[Records supplied]:
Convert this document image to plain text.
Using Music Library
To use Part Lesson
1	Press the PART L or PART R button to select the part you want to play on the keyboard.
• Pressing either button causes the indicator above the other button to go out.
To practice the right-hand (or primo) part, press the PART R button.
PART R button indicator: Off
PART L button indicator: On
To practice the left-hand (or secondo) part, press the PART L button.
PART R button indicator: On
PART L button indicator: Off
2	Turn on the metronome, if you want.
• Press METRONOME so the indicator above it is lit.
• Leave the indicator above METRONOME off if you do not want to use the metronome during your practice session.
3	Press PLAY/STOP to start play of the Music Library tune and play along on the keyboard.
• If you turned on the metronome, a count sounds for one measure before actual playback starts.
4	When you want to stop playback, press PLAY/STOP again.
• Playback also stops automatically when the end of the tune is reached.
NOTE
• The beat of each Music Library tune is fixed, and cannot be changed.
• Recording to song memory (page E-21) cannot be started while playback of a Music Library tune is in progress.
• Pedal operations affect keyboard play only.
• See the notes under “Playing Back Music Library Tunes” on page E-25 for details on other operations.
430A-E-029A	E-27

[What is being asked]:
Give the data again, exactly as it stands.

[Response to this exercise]:
Convert this document image to plain text.
Using Music Library
To use Part Lesson
1	Press the PART L or PART R button to select the part you want to play on the keyboard.
• Pressing either button causes the indicator above the other button to go out.
To practice the right-hand (or primo) part, press the PART R button.
PART R button indicator: Off
PART L button indicator: On
To practice the left-hand (or secondo) part, press the PART L button.
PART R button indicator: On
PART L button indicator: Off
2	Turn on the metronome, if you want.
• Press METRONOME so the indicator above it is lit.
• Leave the indicator above METRONOME off if you do not want to use the metronome during your practice session.
3	Press PLAY/STOP to start play of the Music Library tune and play along on the keyboard.
• If you turned on the metronome, a count sounds for one measure before actual playback starts.
4	When you want to stop playback, press PLAY/STOP again.
• Playback also stops automatically when the end of the tune is reached.
NOTE
• The beat of each Music Library tune is fixed, and cannot be changed.
• Recording to song memory (page E-21) cannot be started while playback of a Music Library tune is in progress.
• Pedal operations affect keyboard play only.
• See the notes under “Playing Back Music Library Tunes” on page E-25 for details on other operations.
430A-E-029A	E-27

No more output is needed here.